Rouvrir le dossier de l’internationalisme en 2012 ne va pas sans
difficultés et sans risque de ridicule. « L'internationalisme » est devenu un mot
désuet, un peu bizarre. Peu de gens semblent avoir envie d'en parler. Soit il relève
d’un arrière plan politique considéré comme allant de soi, ne
nécessitant aucune précision ou actualisation particulière, ce qui se
résume par cette évidence banale : il faut être solidaires des luttes qui se
déroulent de par le monde. Soit il semble inapproprié aux problèmes de notre
époque parce qu’évocateur des défuntes Internationales du mouvement
ouvrier. Il fait partie des zones d'ombre ou d'oubli qui rendent floues ou embarrassantes certaines
notions largement employées au XXe siècle.
Ce qui réactualise la question mais pas nécessairement le mot « internationalisme »,
c'est la reprise et la floraison d'explosions sociales et de mobilisations diverses depuis un peu
plus d'un an, du Caire à Athènes, de Madrid à Auckland. La
réactualisation s’opère aussi sous la pression du regain des pulsions
protectionnistes, nationalistes et xénophobes, tout particulièrement en Europe.
Les formes de regroupements internationalistes depuis plusieurs décennies
n’ont pas réussi à échapper à une forme
d’institutionnalisation organisationnelle accompagnée d’une décoloration,
d’une perte de substance des préoccupations internationalistes de ses membres.
C’est en particulier le cas des organisations issues du mouvement trotskyste. Le faible
intérêt suscité par les soulèvements au Maghreb et au Machrek comme par
le mouvement des places en Grèce par exemple en sont des exemples éloquents. Par
ailleurs les tentatives de reconstruire une IVe Internationale ou d’en construire une Ve ont
fait long feu, même si on se garde de le dire ou d’en expliquer les raisons.
Si le mouvement trotskyste n’est pas parvenu à maintenir son intérêt
passionné pour les luttes dans le monde, s’il n’a pas su s’y connecter, se
renouveler sous le rapport de sa théorie comme de sa pratique, il fut pendant longtemps un
des plus actifs, en dépit de ses errements, à maintenir la continuité de
l’internationalisme et à faire vivre à son niveau cette perspective
auprès de nouvelles générations militantes. Le courant trotskyste aura
joué le rôle d’un passeur essentiel dans la transmission des idées et
préoccupations internationalistes.

» **Données enregistrées**
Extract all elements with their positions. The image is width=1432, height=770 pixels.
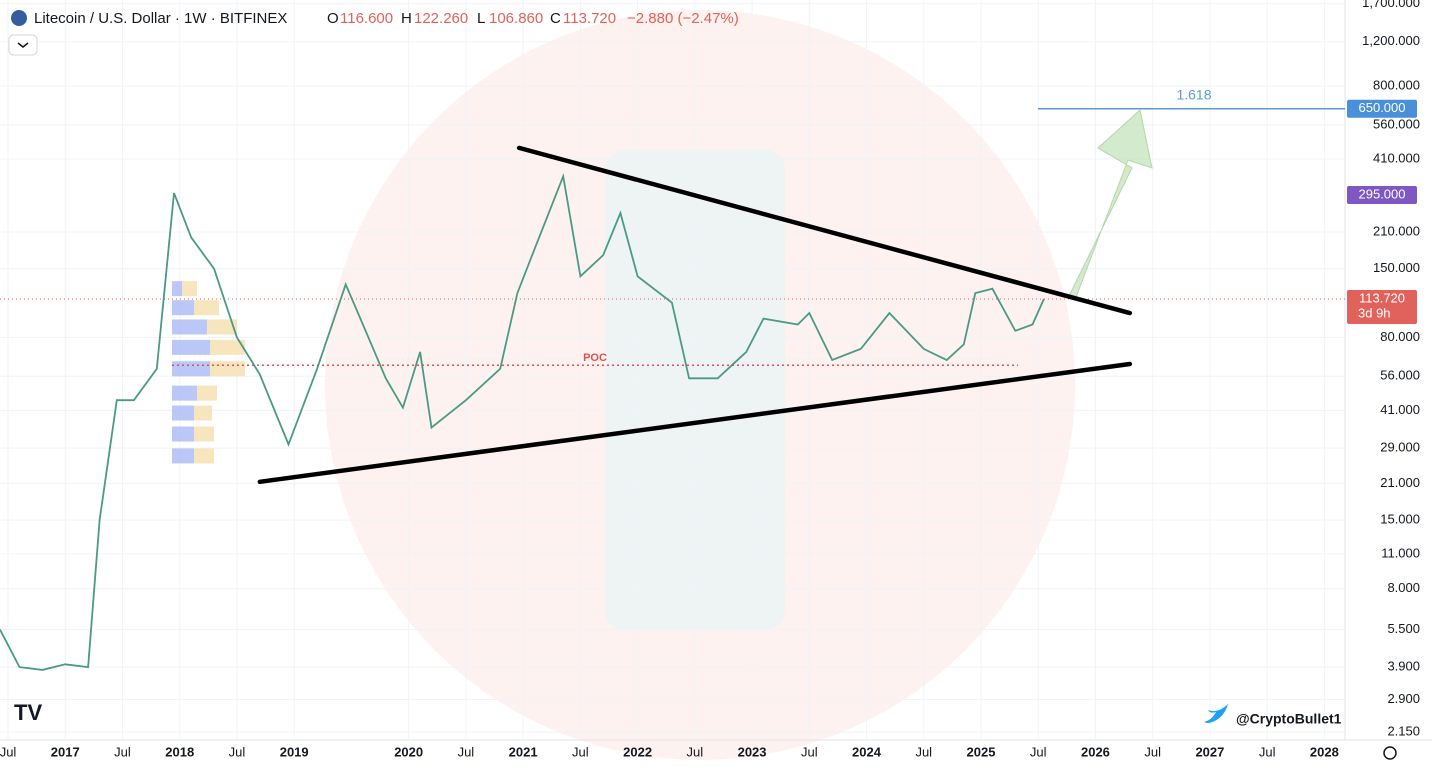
price-line xyxy=(0,172,1045,671)
x-tick-label: 2019 xyxy=(280,744,309,759)
volume-up xyxy=(172,319,207,335)
volume-down xyxy=(210,361,245,377)
x-tick-label: 2027 xyxy=(1195,744,1224,759)
x-tick-label: 2020 xyxy=(394,744,423,759)
x-tick-label: Jul xyxy=(1030,744,1047,759)
tv-logo: TV xyxy=(14,700,42,725)
symbol: Litecoin / U.S. Dollar · 1W · BITFINEX xyxy=(34,10,287,27)
watermark-handle: @CryptoBullet1 xyxy=(1236,711,1342,727)
price-tag xyxy=(1347,99,1417,118)
y-tick-label: 5.500 xyxy=(1387,621,1420,636)
y-tick-label: 41.000 xyxy=(1380,402,1420,417)
collapse-button[interactable] xyxy=(8,34,38,56)
x-tick-label: Jul xyxy=(1259,744,1276,759)
y-tick-label: 21.000 xyxy=(1380,475,1420,490)
ohlc-label: L xyxy=(477,10,485,27)
ohlc-label: C xyxy=(550,10,561,27)
x-tick-label: 2023 xyxy=(738,744,767,759)
twitter-icon xyxy=(1204,704,1228,723)
y-tick-label: 800.000 xyxy=(1373,77,1420,92)
price-tag-label: 113.720 xyxy=(1359,290,1405,305)
y-tick-label: 1,200.000 xyxy=(1362,33,1420,48)
volume-up xyxy=(172,385,197,401)
volume-up xyxy=(172,300,194,316)
volume-down xyxy=(210,339,245,355)
price-tag xyxy=(1347,289,1417,324)
x-tick-label: Jul xyxy=(915,744,932,759)
poc-label: POC xyxy=(583,352,607,364)
y-tick-label: 29.000 xyxy=(1380,440,1420,455)
volume-down xyxy=(194,448,214,464)
price-tag-label: 295.000 xyxy=(1359,186,1406,201)
y-tick-label: 11.000 xyxy=(1381,545,1420,560)
x-tick-label: Jul xyxy=(801,744,818,759)
volume-up xyxy=(172,339,210,355)
volume-down xyxy=(207,319,237,335)
y-tick-label: 410.000 xyxy=(1373,150,1420,165)
volume-down xyxy=(194,426,214,442)
fib-label: 1.618 xyxy=(1176,86,1211,102)
volume-up xyxy=(172,281,182,297)
y-tick-label: 1,700.000 xyxy=(1362,0,1420,10)
x-tick-label: Jul xyxy=(0,744,16,759)
coin-icon xyxy=(11,10,27,26)
x-tick-label: 2017 xyxy=(51,744,80,759)
x-tick-label: Jul xyxy=(687,744,704,759)
x-tick-label: 2025 xyxy=(967,744,996,759)
trendline xyxy=(257,361,1133,485)
x-tick-label: 2026 xyxy=(1081,744,1110,759)
ohlc-value: 116.600 xyxy=(340,10,393,27)
volume-up xyxy=(172,448,194,464)
y-tick-label: 2.150 xyxy=(1387,724,1420,739)
x-tick-label: 2021 xyxy=(509,744,538,759)
ohlc-label: H xyxy=(401,10,412,27)
chevron-icon xyxy=(17,42,29,48)
ohlc-label: O xyxy=(327,10,339,27)
volume-down xyxy=(194,300,219,316)
ohlc-value: 106.860 xyxy=(489,10,543,27)
volume-down xyxy=(194,405,212,421)
volume-up xyxy=(172,361,210,377)
x-tick-label: 2022 xyxy=(623,744,652,759)
volume-up xyxy=(172,405,194,421)
x-tick-label: Jul xyxy=(1144,744,1161,759)
x-tick-label: Jul xyxy=(572,744,589,759)
y-tick-label: 80.000 xyxy=(1380,329,1420,344)
trendline xyxy=(516,145,1133,316)
volume-down xyxy=(182,281,197,297)
target-arrow xyxy=(1067,109,1153,301)
settings-icon[interactable] xyxy=(1383,746,1397,760)
y-tick-label: 2.900 xyxy=(1387,691,1420,706)
volume-up xyxy=(172,426,194,442)
x-tick-label: Jul xyxy=(229,744,246,759)
price-tag-label: 650.000 xyxy=(1359,100,1406,115)
x-tick-label: Jul xyxy=(114,744,131,759)
ohlc-value: 122.260 xyxy=(414,10,468,27)
y-tick-label: 560.000 xyxy=(1373,116,1420,131)
y-tick-label: 210.000 xyxy=(1373,223,1420,238)
x-tick-label: 2024 xyxy=(852,744,882,759)
y-tick-label: 150.000 xyxy=(1373,260,1420,275)
x-tick-label: 2018 xyxy=(165,744,194,759)
y-tick-label: 15.000 xyxy=(1380,512,1420,527)
volume-down xyxy=(197,385,217,401)
y-tick-label: 56.000 xyxy=(1380,368,1420,383)
y-tick-label: 3.900 xyxy=(1387,659,1420,674)
price-tag xyxy=(1347,185,1417,204)
change: −2.880 (−2.47%) xyxy=(627,10,739,27)
x-tick-label: 2028 xyxy=(1310,744,1339,759)
y-tick-label: 8.000 xyxy=(1387,580,1420,595)
ohlc-value: 113.720 xyxy=(563,10,616,27)
x-tick-label: Jul xyxy=(458,744,475,759)
countdown: 3d 9h xyxy=(1358,305,1391,320)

» **Consignes**
1. Reprenez l'extrait sur l'internationalisme depuis « Ce qui réactualise » jusqu'à « particulièrement en Europe. », en substituant « Amérique latine » à « Europe ».
2. Selon l'extrait sur l'internationalisme, quelles villes sont citées pour situer les explosions sociales et mobilisations depuis un peu plus d'un an ?

» **Réponses**
1.
Ce qui réactualise la question mais pas nécessairement le mot « internationalisme »,
c'est la reprise et la floraison d'explosions sociales et de mobilisations diverses depuis un peu
plus d'un an, du Caire à Athènes, de Madrid à Auckland. La
réactualisation s’opère aussi sous la pression du regain des pulsions
protectionnistes, nationalistes et xénophobes, tout particulièrement en Amérique latine.

2. Le Caire, Athènes, Madrid et Auckland.